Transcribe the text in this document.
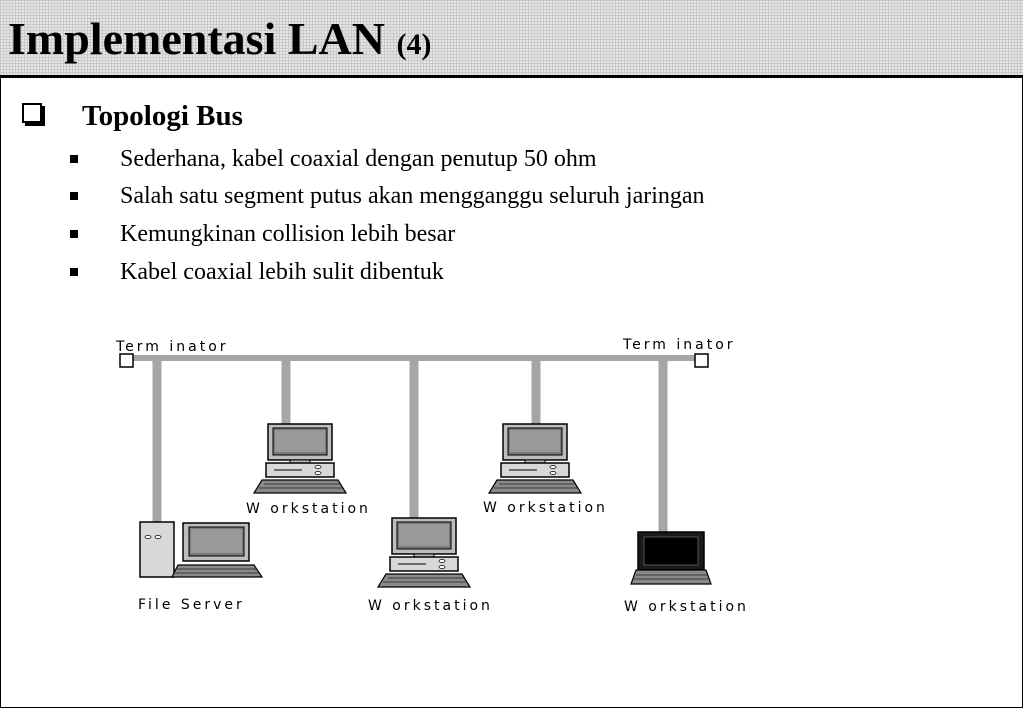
Implementasi LAN (4)
Topologi Bus
Sederhana, kabel coaxial dengan penutup 50 ohm
Salah satu segment putus akan mengganggu seluruh jaringan
Kemungkinan collision lebih besar
Kabel coaxial lebih sulit dibentuk
Term inator	Term inator
File Server
W orkstation
W orkstation
W orkstation
W orkstation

■ **Do this**:
Would you set down the listing exactly, omitting pictures?

■ **The completed task**:
Transcribe the text in this document.
Implementasi LAN (4)
Topologi Bus
Sederhana, kabel coaxial dengan penutup 50 ohm
Salah satu segment putus akan mengganggu seluruh jaringan
Kemungkinan collision lebih besar
Kabel coaxial lebih sulit dibentuk
Term inator	Term inator
File Server
W orkstation
W orkstation
W orkstation
W orkstation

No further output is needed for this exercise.